***** Records shown *****
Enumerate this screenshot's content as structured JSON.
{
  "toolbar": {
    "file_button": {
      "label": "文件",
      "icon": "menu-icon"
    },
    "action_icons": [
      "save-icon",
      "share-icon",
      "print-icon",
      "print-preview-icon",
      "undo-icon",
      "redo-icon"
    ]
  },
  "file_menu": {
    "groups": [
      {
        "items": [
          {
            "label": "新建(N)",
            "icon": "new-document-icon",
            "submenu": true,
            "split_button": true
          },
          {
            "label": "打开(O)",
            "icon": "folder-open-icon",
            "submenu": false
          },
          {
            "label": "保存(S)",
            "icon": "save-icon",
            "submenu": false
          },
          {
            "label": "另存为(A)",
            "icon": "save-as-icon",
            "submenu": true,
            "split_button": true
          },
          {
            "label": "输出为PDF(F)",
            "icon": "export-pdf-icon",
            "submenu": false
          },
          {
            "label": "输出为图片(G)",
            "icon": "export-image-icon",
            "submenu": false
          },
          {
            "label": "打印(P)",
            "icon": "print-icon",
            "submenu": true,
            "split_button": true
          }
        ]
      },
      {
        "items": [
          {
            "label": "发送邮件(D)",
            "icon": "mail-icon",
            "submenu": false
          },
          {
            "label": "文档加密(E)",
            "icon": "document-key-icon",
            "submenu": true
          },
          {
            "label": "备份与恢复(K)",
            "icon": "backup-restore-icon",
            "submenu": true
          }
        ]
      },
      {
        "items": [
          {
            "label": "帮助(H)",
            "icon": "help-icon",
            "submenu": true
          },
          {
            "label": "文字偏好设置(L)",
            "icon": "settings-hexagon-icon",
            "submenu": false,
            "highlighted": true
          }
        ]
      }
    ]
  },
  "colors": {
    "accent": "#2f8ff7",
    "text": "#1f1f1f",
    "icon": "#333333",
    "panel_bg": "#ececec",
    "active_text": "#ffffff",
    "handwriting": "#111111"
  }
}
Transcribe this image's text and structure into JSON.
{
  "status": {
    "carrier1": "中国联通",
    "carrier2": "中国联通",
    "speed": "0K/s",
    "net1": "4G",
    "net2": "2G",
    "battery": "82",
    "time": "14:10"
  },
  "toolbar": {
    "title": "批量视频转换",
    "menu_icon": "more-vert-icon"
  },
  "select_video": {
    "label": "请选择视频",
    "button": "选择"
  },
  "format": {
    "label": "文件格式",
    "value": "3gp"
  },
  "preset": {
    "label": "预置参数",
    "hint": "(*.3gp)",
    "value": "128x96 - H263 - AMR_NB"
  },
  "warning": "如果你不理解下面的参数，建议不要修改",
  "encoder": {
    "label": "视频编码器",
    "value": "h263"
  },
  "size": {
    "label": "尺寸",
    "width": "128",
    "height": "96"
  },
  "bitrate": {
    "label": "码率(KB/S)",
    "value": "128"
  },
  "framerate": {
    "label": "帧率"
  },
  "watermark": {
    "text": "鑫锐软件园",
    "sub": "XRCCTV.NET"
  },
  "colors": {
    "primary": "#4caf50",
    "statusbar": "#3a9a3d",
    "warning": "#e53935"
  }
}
*****
***** Records shown *****
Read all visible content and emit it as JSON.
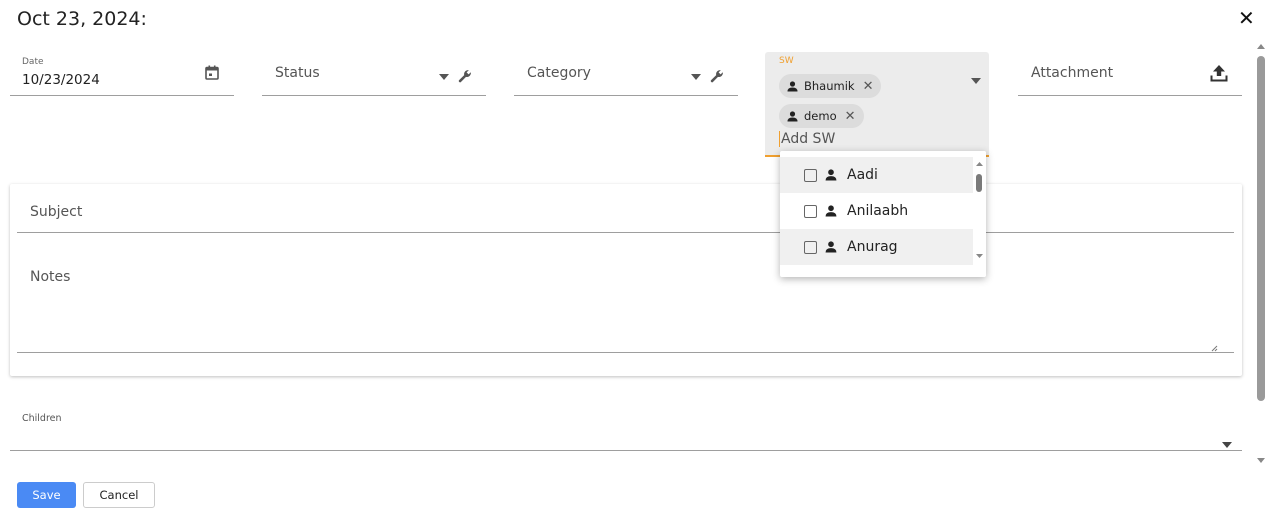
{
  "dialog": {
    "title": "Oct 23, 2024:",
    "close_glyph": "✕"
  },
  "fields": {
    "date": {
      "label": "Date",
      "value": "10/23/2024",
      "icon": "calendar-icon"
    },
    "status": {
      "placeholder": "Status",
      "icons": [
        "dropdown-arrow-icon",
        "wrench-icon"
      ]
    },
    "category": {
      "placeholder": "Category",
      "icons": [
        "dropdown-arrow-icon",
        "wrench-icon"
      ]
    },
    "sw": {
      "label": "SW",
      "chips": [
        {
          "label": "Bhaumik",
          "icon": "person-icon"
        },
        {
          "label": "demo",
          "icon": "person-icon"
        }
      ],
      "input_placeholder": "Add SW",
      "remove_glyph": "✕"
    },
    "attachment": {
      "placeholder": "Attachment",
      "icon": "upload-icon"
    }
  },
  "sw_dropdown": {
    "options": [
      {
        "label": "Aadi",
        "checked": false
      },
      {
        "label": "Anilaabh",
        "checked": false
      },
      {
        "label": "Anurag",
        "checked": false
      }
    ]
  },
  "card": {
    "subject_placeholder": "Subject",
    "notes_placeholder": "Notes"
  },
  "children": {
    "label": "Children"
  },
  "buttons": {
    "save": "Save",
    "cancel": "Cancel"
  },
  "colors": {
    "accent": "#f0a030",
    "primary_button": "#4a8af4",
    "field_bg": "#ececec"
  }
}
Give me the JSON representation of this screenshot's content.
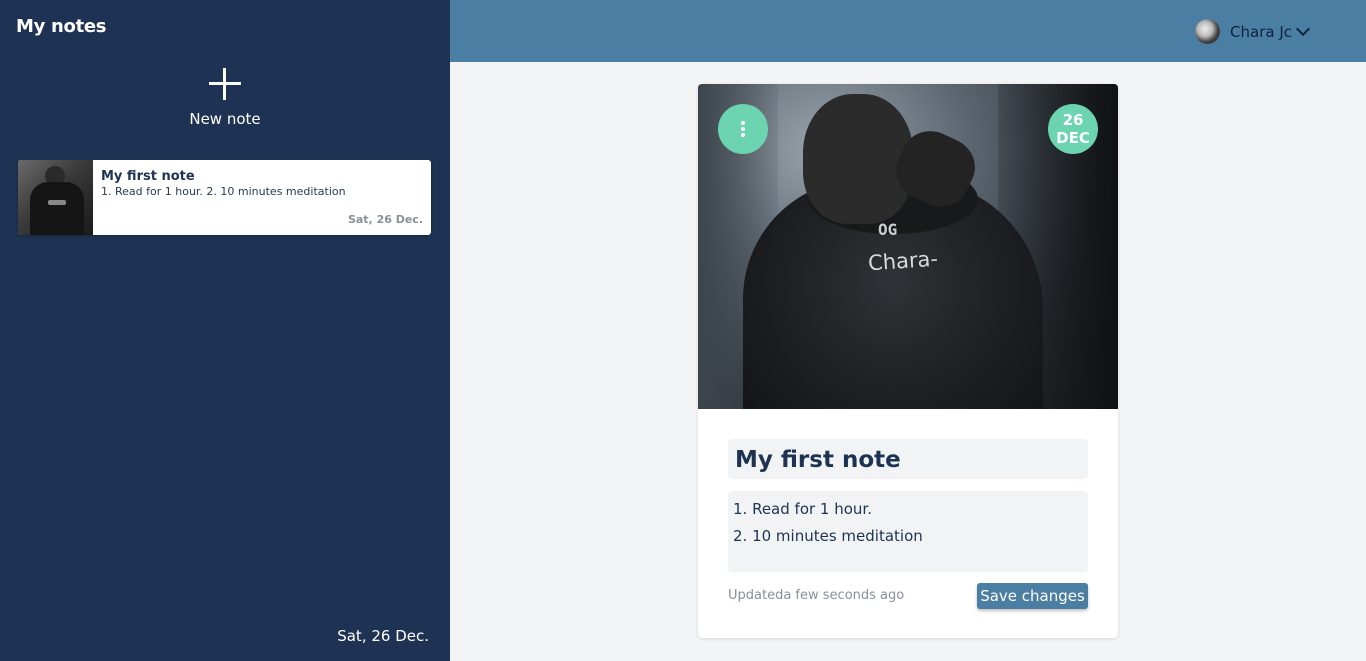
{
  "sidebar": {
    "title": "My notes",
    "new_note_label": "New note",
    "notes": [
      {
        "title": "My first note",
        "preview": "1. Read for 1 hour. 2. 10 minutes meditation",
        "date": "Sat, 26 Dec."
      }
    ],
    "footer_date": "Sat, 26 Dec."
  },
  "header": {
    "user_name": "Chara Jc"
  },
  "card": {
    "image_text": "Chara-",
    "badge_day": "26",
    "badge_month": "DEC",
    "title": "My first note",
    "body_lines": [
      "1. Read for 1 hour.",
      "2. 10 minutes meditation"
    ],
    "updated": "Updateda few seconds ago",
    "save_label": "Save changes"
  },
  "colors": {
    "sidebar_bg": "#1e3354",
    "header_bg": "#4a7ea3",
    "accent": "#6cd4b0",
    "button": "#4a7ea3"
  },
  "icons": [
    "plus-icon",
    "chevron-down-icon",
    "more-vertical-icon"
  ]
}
*****
» **Work required**
Return each line of the listing that holds the string "preview".

» **Full output**
      "print-preview-icon",
        "preview": "1. Read for 1 hour. 2. 10 minutes meditation",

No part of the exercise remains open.